**Aim of the task:** In the PHP/MySQL thread, why does the reply recommend Doctrine? Answer in one to three sentences.

═════ Exercise text

PHP/Mysql - Dynamically selecting data?

I'm a bit new to OOP, but i've been playing with it for about a month now. Usually, i create a class called Mysql which has a __construct function that connects to a database directly. And after that i have lots of different functions that gets or inserts data into different tables.
On the bus home today, i began thinking and i came up with a brilliant idea that would make it less cluttered. My idea is to use one single function that selects data (and one for inserting), and depending on how the query that's passed in looks, it will select different data from different tables. Nice, right?
But i'm kind of stuck here. I'm not sure at all how to achieve this. I've got a small clue how it could work, but i don't know how i would bind the results, or fetch them into an array. The query will be created in another method, and then be passed into the select/insert function within the Mysql class.
I drew a "sketch" on how i think it may work. Here it is:
Of course, the function below will be placed in the Mysql class, and will already have connection to a database.
// This is an example query that could be passed in.
$query = "SELECT * FROM table WHERE id=150";
function select_data($query) {
if ( $smtp = $this->conn->prepare($query) ) {
$smtp->execute();
$smtp->bind_results(What happens here?);
if ( $smtp->fetch() ) {
foreach ( fetched_row? as $key => $value ) {
$return[] = $key => $value;
}
return $return;
}
else return NULL;
}
else return $this->conn->error;
}
Thanks a lot to anyone who can show me how this can be achieved.

You have more options to use in PHP and they has their own specifics.
I can recommend some ORM
like Doctrine because of ease of use, stability, community and most importantly efectivity.
You can use it as easy as:
$q = Doctrine_Query::create()
->select('u.username, p.phone')
->from('User u')

══════════
═════ Dataset excerpts

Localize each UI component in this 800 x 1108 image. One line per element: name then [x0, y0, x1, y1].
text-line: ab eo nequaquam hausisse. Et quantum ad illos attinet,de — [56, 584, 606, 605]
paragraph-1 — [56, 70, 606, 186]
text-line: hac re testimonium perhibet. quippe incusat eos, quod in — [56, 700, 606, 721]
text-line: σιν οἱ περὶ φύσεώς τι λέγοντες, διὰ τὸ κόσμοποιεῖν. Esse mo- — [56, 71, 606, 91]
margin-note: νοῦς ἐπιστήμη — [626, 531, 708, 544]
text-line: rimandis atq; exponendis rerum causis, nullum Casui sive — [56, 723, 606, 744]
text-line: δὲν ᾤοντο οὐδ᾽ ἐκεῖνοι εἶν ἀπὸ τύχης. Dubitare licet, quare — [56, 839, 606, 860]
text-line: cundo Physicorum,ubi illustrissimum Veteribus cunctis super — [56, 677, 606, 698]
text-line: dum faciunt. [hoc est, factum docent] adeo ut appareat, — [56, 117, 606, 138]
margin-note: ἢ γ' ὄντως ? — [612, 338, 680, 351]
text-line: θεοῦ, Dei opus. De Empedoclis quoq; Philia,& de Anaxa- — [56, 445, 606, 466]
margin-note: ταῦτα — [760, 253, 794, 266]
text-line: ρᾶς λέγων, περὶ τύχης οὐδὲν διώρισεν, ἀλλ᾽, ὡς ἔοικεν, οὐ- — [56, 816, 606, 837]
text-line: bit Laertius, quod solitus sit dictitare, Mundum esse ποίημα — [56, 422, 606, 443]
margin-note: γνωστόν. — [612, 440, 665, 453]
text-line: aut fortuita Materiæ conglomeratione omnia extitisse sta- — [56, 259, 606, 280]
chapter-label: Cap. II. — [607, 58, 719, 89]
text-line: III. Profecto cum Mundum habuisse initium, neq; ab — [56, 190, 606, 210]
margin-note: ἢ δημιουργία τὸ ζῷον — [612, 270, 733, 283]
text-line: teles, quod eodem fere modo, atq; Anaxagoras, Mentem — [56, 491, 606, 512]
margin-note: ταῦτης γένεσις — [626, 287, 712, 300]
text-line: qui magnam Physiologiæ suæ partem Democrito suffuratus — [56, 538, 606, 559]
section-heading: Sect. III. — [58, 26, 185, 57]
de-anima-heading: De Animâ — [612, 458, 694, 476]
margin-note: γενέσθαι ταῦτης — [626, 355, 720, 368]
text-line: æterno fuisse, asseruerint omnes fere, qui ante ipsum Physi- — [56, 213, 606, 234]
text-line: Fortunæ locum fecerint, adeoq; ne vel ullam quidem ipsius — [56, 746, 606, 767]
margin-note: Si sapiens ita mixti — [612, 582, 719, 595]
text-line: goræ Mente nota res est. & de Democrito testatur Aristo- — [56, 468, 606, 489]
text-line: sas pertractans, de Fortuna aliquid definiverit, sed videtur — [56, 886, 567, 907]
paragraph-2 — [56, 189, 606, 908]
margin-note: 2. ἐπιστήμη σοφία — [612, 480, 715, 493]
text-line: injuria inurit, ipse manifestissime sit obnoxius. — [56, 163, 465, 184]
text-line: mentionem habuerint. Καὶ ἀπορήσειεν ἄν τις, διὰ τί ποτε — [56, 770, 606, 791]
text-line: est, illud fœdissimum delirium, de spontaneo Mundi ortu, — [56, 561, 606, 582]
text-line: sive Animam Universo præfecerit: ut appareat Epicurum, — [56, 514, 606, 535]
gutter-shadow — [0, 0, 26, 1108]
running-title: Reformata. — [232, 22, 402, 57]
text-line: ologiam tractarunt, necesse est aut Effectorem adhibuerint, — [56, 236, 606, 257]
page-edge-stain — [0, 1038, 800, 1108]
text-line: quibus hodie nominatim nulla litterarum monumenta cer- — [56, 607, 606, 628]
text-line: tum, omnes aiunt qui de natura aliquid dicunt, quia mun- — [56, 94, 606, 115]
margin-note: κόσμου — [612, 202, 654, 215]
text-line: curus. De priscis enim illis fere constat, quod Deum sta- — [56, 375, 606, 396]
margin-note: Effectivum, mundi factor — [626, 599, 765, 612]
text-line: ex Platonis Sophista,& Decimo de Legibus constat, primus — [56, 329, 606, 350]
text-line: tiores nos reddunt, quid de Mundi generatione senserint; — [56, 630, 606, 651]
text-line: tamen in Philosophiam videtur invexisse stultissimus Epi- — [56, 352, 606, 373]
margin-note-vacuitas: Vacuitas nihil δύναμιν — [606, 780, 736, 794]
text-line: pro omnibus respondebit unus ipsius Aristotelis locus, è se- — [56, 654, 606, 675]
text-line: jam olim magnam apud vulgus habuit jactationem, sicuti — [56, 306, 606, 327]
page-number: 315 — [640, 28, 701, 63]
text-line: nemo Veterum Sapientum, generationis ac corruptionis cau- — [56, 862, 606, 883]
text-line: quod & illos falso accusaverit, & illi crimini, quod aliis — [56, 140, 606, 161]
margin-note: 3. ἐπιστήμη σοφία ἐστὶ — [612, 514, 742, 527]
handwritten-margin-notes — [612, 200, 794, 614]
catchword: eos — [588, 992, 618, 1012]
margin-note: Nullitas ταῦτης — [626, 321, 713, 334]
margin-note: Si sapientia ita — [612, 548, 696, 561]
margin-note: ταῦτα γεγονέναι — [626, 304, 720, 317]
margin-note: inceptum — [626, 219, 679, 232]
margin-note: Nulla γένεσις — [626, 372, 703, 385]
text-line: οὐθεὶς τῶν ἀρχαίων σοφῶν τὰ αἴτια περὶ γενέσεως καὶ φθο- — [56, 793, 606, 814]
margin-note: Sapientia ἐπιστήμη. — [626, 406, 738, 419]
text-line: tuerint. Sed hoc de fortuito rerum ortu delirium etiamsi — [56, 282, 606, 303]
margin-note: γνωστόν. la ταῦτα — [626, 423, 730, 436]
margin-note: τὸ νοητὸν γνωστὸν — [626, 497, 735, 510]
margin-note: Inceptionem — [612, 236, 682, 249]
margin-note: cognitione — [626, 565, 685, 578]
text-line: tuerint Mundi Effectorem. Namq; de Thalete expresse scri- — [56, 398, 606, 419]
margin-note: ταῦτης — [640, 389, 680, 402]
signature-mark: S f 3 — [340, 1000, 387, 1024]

══════════

**Answer to this exercise:** The reply recommends Doctrine as an ORM for its ease of use, stability and community. It gives its effectiveness as the most important reason.